» **JOB**
Within the records below, find each line that holds the string "szkody", then copy it.

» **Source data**
○ ○ ○ ○

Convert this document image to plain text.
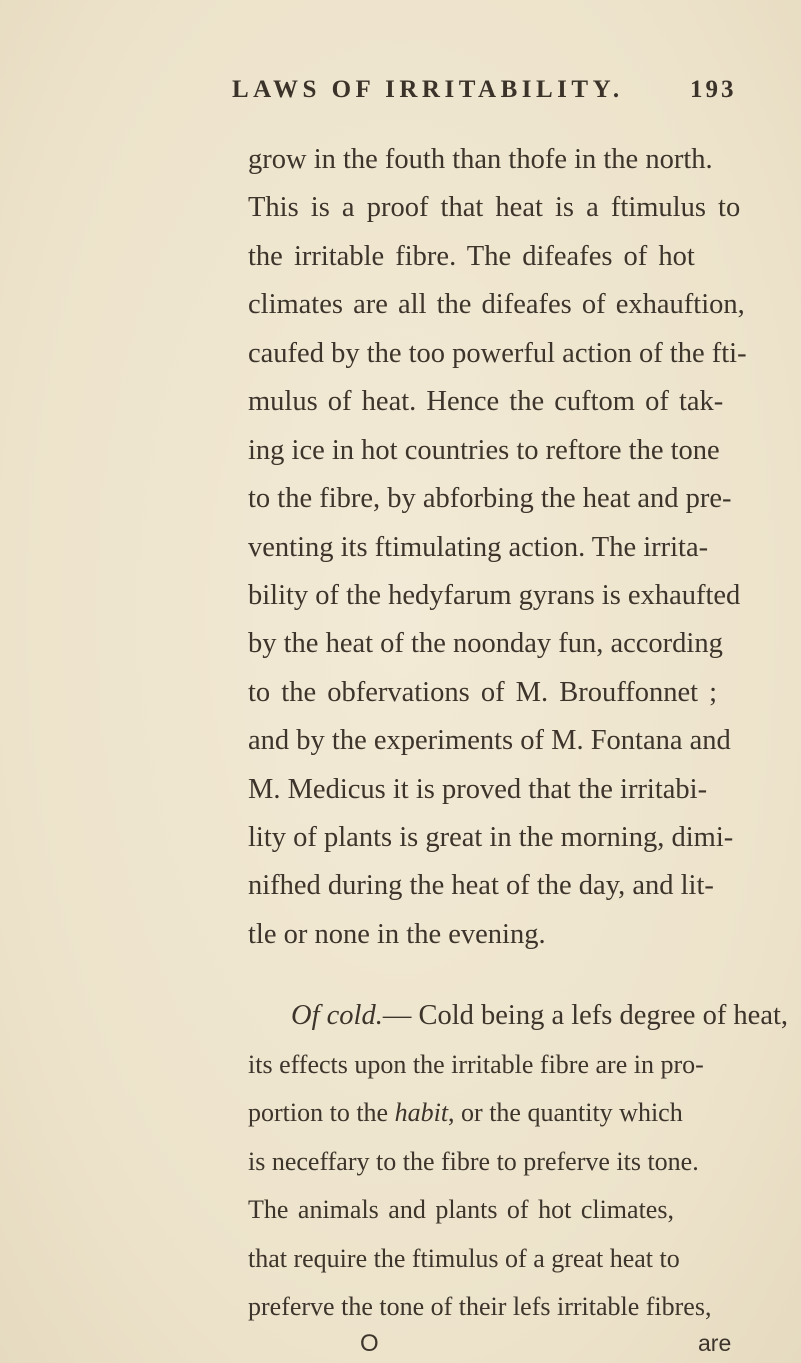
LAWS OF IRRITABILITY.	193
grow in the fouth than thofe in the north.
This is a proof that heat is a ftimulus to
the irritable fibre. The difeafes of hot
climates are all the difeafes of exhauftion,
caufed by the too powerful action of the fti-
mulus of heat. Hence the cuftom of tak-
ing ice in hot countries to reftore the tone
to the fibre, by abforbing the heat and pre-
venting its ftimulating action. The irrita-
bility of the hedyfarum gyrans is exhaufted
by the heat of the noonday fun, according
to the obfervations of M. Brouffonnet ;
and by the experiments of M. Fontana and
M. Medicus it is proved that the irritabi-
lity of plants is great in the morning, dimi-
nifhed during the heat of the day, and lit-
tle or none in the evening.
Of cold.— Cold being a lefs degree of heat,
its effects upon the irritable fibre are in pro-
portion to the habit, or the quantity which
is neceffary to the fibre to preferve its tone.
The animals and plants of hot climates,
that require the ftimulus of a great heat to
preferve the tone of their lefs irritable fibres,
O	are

○ ○ ○ ○

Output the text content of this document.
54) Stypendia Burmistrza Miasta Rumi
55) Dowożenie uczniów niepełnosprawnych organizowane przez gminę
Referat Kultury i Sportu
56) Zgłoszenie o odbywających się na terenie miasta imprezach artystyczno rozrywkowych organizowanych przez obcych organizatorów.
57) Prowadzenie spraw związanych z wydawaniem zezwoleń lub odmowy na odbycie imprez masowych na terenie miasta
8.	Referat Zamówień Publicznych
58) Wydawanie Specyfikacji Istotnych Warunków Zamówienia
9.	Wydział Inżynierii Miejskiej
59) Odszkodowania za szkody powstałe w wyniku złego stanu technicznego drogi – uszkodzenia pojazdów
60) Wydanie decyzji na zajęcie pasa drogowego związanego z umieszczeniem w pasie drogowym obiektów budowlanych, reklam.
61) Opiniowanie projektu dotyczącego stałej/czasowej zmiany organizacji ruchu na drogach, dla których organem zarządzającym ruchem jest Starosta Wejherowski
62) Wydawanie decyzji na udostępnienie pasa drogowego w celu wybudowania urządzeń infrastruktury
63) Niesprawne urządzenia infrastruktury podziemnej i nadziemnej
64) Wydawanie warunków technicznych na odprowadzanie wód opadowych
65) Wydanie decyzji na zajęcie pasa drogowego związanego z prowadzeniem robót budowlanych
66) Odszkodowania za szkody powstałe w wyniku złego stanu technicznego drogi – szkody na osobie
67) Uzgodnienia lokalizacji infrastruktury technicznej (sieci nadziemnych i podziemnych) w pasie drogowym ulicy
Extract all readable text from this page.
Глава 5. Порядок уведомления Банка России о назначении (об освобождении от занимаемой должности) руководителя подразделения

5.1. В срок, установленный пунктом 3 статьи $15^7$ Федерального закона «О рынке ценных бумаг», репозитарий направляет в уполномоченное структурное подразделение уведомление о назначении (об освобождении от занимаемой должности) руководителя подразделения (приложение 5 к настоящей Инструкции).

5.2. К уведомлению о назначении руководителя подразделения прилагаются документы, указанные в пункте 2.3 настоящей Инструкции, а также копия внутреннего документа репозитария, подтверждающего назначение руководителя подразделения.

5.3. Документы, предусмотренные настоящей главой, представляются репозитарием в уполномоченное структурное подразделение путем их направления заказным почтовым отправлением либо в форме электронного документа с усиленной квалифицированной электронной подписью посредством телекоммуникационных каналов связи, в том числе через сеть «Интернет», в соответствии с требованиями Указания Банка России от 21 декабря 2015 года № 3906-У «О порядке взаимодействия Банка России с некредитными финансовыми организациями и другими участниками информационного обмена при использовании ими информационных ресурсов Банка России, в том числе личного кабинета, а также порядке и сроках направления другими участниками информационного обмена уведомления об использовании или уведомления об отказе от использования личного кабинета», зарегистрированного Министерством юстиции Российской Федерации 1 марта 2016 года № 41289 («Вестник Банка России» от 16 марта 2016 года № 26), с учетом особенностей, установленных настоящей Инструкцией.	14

○ ○ ○ ○

» **EXPECTED ANSWER**
59) Odszkodowania za szkody powstałe w wyniku złego stanu technicznego drogi – uszkodzenia pojazdów
66) Odszkodowania za szkody powstałe w wyniku złego stanu technicznego drogi – szkody na osobie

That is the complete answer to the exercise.